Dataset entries
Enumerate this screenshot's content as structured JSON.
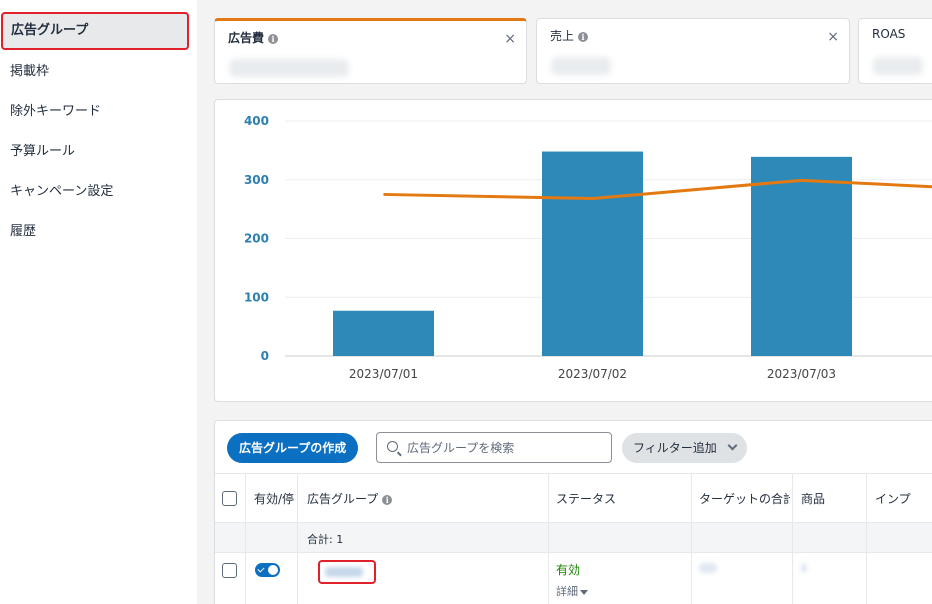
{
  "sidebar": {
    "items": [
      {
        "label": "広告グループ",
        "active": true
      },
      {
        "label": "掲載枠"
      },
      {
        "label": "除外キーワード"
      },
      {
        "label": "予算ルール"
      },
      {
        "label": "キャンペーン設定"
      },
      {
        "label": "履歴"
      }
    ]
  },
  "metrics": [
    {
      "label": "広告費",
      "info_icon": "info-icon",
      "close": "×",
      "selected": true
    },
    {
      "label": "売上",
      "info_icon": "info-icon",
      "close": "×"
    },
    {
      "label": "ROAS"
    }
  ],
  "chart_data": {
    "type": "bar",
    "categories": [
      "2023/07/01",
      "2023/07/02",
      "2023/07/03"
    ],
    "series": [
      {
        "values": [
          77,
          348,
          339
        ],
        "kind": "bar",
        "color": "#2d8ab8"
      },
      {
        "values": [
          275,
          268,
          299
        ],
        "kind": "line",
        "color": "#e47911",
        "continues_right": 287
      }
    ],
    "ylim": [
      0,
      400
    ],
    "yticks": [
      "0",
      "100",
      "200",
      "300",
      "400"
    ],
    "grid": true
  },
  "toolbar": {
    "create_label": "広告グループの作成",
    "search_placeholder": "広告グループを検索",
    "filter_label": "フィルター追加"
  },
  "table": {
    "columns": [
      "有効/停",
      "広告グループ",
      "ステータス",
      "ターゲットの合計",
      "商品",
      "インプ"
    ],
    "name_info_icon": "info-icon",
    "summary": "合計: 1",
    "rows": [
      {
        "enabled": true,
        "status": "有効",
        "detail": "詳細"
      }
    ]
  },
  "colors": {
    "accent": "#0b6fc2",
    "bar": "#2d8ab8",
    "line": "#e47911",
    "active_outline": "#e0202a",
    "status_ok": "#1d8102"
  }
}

...

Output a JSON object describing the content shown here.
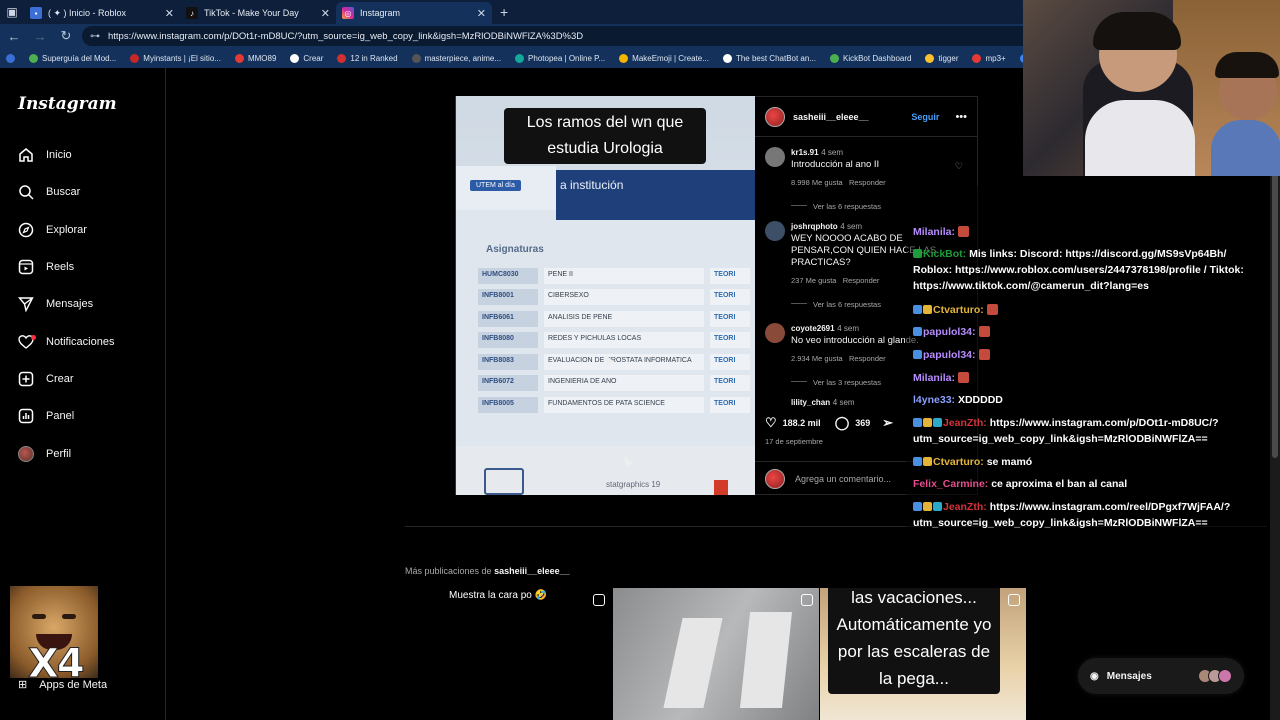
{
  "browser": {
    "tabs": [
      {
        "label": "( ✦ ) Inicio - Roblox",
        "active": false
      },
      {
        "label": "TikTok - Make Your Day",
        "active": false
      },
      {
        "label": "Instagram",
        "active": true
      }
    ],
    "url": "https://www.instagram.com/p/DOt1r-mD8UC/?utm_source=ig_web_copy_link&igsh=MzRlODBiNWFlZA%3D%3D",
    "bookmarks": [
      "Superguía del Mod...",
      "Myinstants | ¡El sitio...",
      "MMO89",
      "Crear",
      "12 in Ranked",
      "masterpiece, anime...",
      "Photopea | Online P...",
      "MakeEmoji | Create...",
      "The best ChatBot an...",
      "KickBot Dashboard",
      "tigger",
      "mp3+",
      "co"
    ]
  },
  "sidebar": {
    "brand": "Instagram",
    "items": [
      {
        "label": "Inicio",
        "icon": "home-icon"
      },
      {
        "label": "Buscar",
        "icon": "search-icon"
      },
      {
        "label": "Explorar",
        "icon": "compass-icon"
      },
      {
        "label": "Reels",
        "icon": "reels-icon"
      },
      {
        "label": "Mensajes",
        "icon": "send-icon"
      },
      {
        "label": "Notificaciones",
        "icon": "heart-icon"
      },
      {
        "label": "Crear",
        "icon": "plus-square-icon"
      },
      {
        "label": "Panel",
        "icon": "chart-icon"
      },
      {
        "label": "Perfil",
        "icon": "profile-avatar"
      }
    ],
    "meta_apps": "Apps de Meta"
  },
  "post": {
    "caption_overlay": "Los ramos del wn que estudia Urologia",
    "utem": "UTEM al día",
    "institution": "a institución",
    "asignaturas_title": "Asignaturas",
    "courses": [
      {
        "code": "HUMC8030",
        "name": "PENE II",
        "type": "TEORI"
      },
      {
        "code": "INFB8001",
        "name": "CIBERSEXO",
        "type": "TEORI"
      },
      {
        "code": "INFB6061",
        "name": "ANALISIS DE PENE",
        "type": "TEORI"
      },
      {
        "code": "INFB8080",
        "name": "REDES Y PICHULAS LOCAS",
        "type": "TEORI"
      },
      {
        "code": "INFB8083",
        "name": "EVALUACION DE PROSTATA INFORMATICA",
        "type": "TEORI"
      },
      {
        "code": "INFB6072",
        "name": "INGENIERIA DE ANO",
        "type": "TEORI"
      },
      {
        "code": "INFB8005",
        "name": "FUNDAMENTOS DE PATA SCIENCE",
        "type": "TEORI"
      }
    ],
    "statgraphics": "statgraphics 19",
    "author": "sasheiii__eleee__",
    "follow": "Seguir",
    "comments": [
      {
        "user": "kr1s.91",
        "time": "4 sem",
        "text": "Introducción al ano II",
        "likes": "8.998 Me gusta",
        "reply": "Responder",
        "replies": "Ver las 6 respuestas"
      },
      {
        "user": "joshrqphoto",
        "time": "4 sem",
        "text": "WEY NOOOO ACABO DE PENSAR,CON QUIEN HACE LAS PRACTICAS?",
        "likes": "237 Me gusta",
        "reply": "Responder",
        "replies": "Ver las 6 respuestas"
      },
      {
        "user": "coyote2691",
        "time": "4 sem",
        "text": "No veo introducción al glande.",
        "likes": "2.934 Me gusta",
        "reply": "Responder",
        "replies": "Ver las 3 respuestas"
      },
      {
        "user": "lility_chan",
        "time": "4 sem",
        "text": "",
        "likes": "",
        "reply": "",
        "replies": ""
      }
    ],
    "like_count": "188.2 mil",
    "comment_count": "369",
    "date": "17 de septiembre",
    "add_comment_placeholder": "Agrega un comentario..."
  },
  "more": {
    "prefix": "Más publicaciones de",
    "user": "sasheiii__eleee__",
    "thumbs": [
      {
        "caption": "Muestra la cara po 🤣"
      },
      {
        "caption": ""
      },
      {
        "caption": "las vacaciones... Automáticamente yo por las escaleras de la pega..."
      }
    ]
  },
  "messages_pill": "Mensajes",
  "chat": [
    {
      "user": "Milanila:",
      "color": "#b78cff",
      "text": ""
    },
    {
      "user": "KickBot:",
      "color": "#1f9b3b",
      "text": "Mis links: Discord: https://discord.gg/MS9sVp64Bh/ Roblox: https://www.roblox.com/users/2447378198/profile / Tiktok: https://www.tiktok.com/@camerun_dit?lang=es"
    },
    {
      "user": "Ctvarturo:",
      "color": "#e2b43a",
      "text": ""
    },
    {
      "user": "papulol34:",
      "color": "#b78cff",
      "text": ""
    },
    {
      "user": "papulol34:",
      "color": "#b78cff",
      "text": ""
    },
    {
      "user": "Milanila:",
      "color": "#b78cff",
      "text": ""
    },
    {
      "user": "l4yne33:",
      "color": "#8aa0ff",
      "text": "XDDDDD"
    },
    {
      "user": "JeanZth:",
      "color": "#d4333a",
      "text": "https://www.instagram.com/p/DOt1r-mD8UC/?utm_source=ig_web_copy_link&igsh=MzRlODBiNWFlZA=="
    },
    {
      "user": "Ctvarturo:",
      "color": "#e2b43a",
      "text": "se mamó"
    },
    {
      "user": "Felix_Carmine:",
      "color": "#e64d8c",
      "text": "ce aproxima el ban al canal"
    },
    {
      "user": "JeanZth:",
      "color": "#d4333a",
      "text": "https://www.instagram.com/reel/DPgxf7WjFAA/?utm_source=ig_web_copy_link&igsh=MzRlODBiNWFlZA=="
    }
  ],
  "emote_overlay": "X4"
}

INSTRUCTIONS FOR THE TASK
Collect each line above holding the string "icon".

RESPONSE FOR THIS EXERCISE
      "info_icon": "info-icon",
      "info_icon": "info-icon",
    "name_info_icon": "info-icon",
        "icon": "home-icon"
        "icon": "search-icon"
        "icon": "compass-icon"
        "icon": "reels-icon"
        "icon": "send-icon"
        "icon": "heart-icon"
        "icon": "plus-square-icon"
        "icon": "chart-icon"
        "icon": "profile-avatar"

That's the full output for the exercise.